Task requirements – Lines that contain "Правления" are to be counted; give only their number.
==== Data to use ====
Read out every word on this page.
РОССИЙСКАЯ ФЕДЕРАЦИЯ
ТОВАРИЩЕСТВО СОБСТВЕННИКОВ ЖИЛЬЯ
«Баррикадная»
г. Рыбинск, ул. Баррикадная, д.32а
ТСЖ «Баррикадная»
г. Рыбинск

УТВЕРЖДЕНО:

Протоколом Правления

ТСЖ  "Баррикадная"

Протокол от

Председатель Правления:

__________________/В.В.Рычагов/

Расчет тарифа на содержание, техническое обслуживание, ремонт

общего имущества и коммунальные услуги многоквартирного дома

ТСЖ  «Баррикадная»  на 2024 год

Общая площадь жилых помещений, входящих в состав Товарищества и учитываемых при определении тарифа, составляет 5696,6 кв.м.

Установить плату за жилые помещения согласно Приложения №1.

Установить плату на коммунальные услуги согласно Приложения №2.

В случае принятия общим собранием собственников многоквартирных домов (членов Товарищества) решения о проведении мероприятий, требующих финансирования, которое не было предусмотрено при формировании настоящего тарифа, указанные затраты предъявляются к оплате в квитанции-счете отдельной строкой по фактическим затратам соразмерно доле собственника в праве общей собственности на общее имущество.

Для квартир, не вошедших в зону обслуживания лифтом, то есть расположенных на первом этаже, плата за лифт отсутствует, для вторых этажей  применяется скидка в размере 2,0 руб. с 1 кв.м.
====
Solution for this exercise – 2